The problem
Leaving the pictures aside, transcribe every line below exactly.

# START OF Provided records

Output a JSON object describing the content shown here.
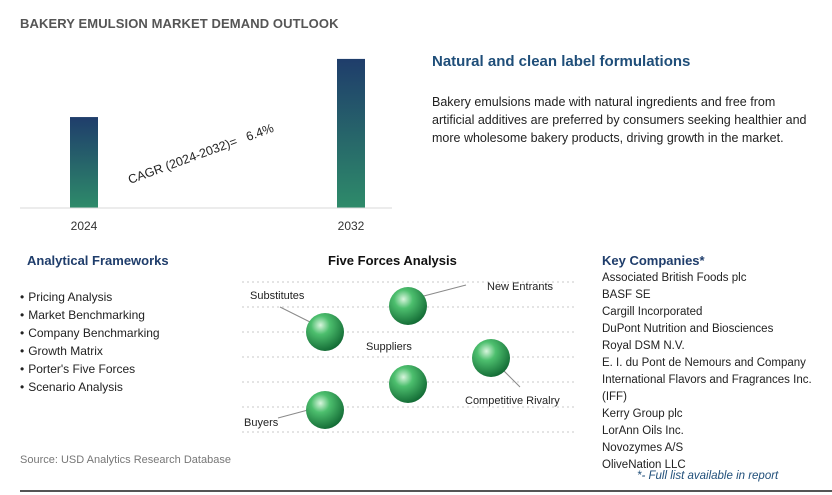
{
  "header": {
    "title": "BAKERY EMULSION MARKET DEMAND OUTLOOK"
  },
  "chart_data": {
    "type": "bar",
    "categories": [
      "2024",
      "2032"
    ],
    "values": [
      0.61,
      1.0
    ],
    "annotation": "CAGR (2024-2032)=   6.4%",
    "ylim": [
      0,
      1.1
    ],
    "grid": false,
    "colors": [
      "#2e8b6a",
      "#1f3d6b"
    ]
  },
  "feature": {
    "title": "Natural and clean label formulations",
    "body": "Bakery emulsions made with natural ingredients and free from artificial additives are preferred by consumers seeking healthier and more wholesome bakery products, driving growth in the market."
  },
  "frameworks": {
    "title": "Analytical Frameworks",
    "items": [
      "Pricing Analysis",
      "Market Benchmarking",
      "Company Benchmarking",
      "Growth Matrix",
      "Porter's Five Forces",
      "Scenario Analysis"
    ]
  },
  "five_forces": {
    "title": "Five Forces Analysis",
    "labels": {
      "substitutes": "Substitutes",
      "new_entrants": "New Entrants",
      "suppliers": "Suppliers",
      "competitive_rivalry": "Competitive Rivalry",
      "buyers": "Buyers"
    },
    "sphere_color": "#2e9e57"
  },
  "companies": {
    "title": "Key Companies*",
    "items": [
      "Associated British Foods plc",
      "BASF SE",
      "Cargill Incorporated",
      "DuPont Nutrition and Biosciences",
      "Royal DSM N.V.",
      "E. I. du Pont de Nemours and Company",
      "International Flavors and Fragrances Inc. (IFF)",
      "Kerry Group plc",
      "LorAnn Oils Inc.",
      "Novozymes A/S",
      "OliveNation LLC"
    ],
    "note": "*- Full list available in report"
  },
  "source": "Source: USD Analytics Research Database"
}
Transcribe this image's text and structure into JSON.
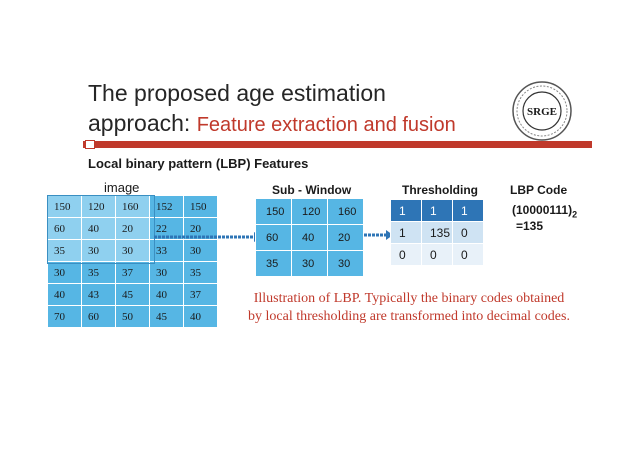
{
  "slide": {
    "title_line1": "The proposed age estimation",
    "title_line2_prefix": "approach: ",
    "title_line2_sub": "Feature extraction and fusion",
    "section_heading": "Local binary pattern (LBP) Features",
    "logo_text": "SRGE",
    "colors": {
      "accent": "#c0392b",
      "cell": "#56b6e4",
      "threshold_head": "#2e75b6"
    }
  },
  "image_grid": {
    "label": "image",
    "rows": [
      [
        "150",
        "120",
        "160",
        "152",
        "150"
      ],
      [
        "60",
        "40",
        "20",
        "22",
        "20"
      ],
      [
        "35",
        "30",
        "30",
        "33",
        "30"
      ],
      [
        "30",
        "35",
        "37",
        "30",
        "35"
      ],
      [
        "40",
        "43",
        "45",
        "40",
        "37"
      ],
      [
        "70",
        "60",
        "50",
        "45",
        "40"
      ]
    ]
  },
  "sub_window": {
    "label": "Sub - Window",
    "rows": [
      [
        "150",
        "120",
        "160"
      ],
      [
        "60",
        "40",
        "20"
      ],
      [
        "35",
        "30",
        "30"
      ]
    ]
  },
  "thresholding": {
    "label": "Thresholding",
    "rows": [
      [
        "1",
        "1",
        "1"
      ],
      [
        "1",
        "135",
        "0"
      ],
      [
        "0",
        "0",
        "0"
      ]
    ]
  },
  "lbp": {
    "label": "LBP Code",
    "binary": "(10000111)",
    "base": "2",
    "decimal": "=135"
  },
  "caption": "Illustration of LBP. Typically the binary codes obtained by local thresholding are transformed into decimal codes."
}
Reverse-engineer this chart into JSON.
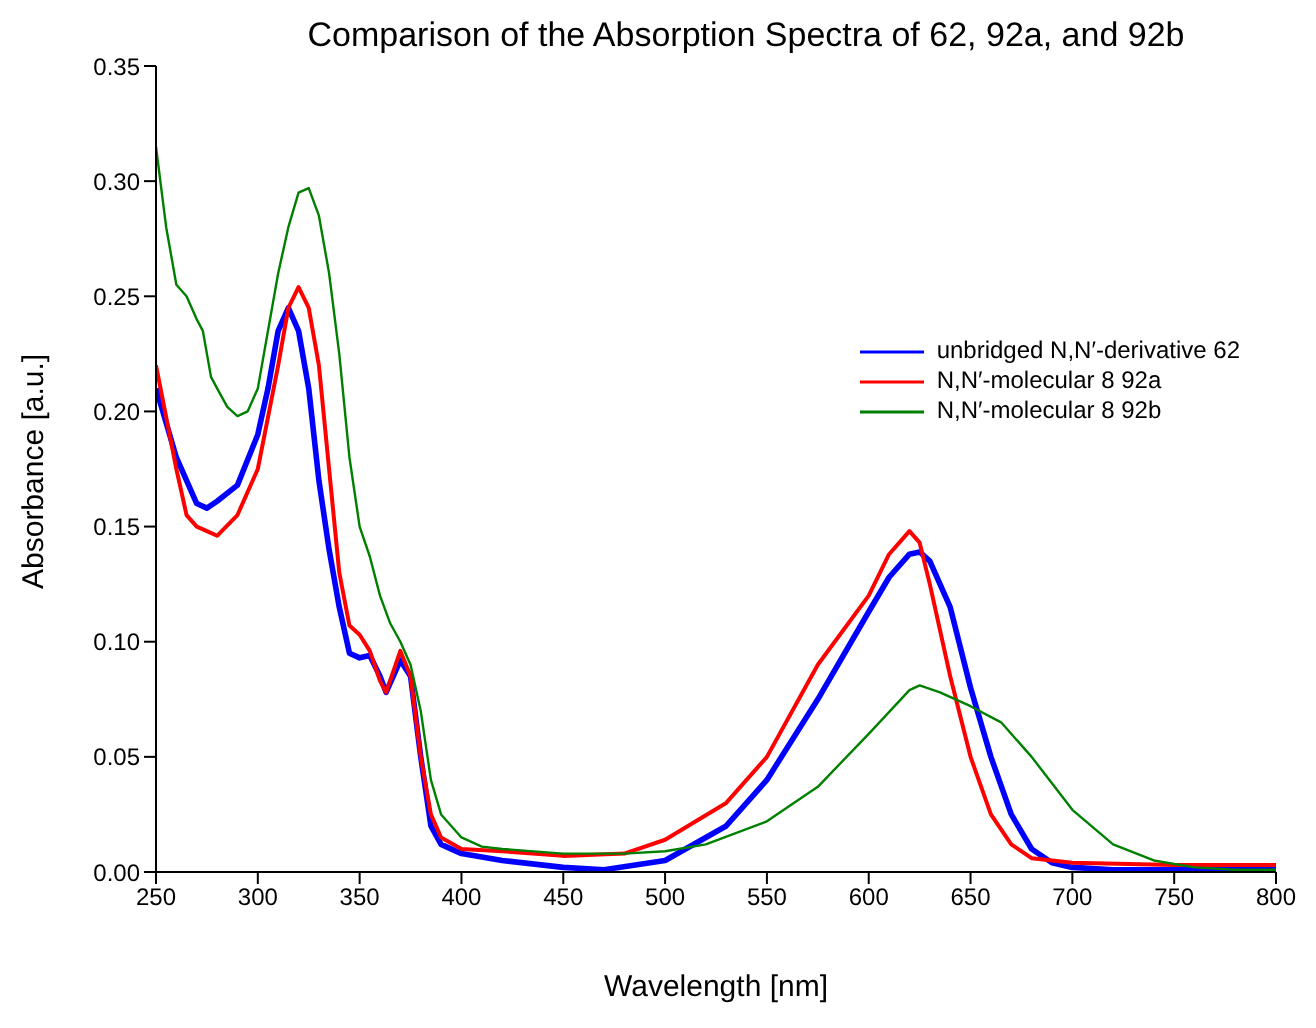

# END OF Provided records

Full output
Output a JSON object describing the content shown here.
{
  "header": {
    "title": "BAKERY EMULSION MARKET DEMAND OUTLOOK"
  },
  "chart_data": {
    "type": "bar",
    "categories": [
      "2024",
      "2032"
    ],
    "values": [
      0.61,
      1.0
    ],
    "annotation": "CAGR (2024-2032)=   6.4%",
    "ylim": [
      0,
      1.1
    ],
    "grid": false,
    "colors": [
      "#2e8b6a",
      "#1f3d6b"
    ]
  },
  "feature": {
    "title": "Natural and clean label formulations",
    "body": "Bakery emulsions made with natural ingredients and free from artificial additives are preferred by consumers seeking healthier and more wholesome bakery products, driving growth in the market."
  },
  "frameworks": {
    "title": "Analytical Frameworks",
    "items": [
      "Pricing Analysis",
      "Market Benchmarking",
      "Company Benchmarking",
      "Growth Matrix",
      "Porter's Five Forces",
      "Scenario Analysis"
    ]
  },
  "five_forces": {
    "title": "Five Forces Analysis",
    "labels": {
      "substitutes": "Substitutes",
      "new_entrants": "New Entrants",
      "suppliers": "Suppliers",
      "competitive_rivalry": "Competitive Rivalry",
      "buyers": "Buyers"
    },
    "sphere_color": "#2e9e57"
  },
  "companies": {
    "title": "Key Companies*",
    "items": [
      "Associated British Foods plc",
      "BASF SE",
      "Cargill Incorporated",
      "DuPont Nutrition and Biosciences",
      "Royal DSM N.V.",
      "E. I. du Pont de Nemours and Company",
      "International Flavors and Fragrances Inc. (IFF)",
      "Kerry Group plc",
      "LorAnn Oils Inc.",
      "Novozymes A/S",
      "OliveNation LLC"
    ],
    "note": "*- Full list available in report"
  },
  "source": "Source: USD Analytics Research Database"
}
Transcribe this image's text and structure into JSON.
{
  "slide": {
    "title_line1": "The proposed age estimation",
    "title_line2_prefix": "approach: ",
    "title_line2_sub": "Feature extraction and fusion",
    "section_heading": "Local binary pattern (LBP) Features",
    "logo_text": "SRGE",
    "colors": {
      "accent": "#c0392b",
      "cell": "#56b6e4",
      "threshold_head": "#2e75b6"
    }
  },
  "image_grid": {
    "label": "image",
    "rows": [
      [
        "150",
        "120",
        "160",
        "152",
        "150"
      ],
      [
        "60",
        "40",
        "20",
        "22",
        "20"
      ],
      [
        "35",
        "30",
        "30",
        "33",
        "30"
      ],
      [
        "30",
        "35",
        "37",
        "30",
        "35"
      ],
      [
        "40",
        "43",
        "45",
        "40",
        "37"
      ],
      [
        "70",
        "60",
        "50",
        "45",
        "40"
      ]
    ]
  },
  "sub_window": {
    "label": "Sub - Window",
    "rows": [
      [
        "150",
        "120",
        "160"
      ],
      [
        "60",
        "40",
        "20"
      ],
      [
        "35",
        "30",
        "30"
      ]
    ]
  },
  "thresholding": {
    "label": "Thresholding",
    "rows": [
      [
        "1",
        "1",
        "1"
      ],
      [
        "1",
        "135",
        "0"
      ],
      [
        "0",
        "0",
        "0"
      ]
    ]
  },
  "lbp": {
    "label": "LBP Code",
    "binary": "(10000111)",
    "base": "2",
    "decimal": "=135"
  },
  "caption": "Illustration of LBP. Typically the binary codes obtained by local thresholding are transformed into decimal codes."
}
Reverse-engineer this chart into JSON.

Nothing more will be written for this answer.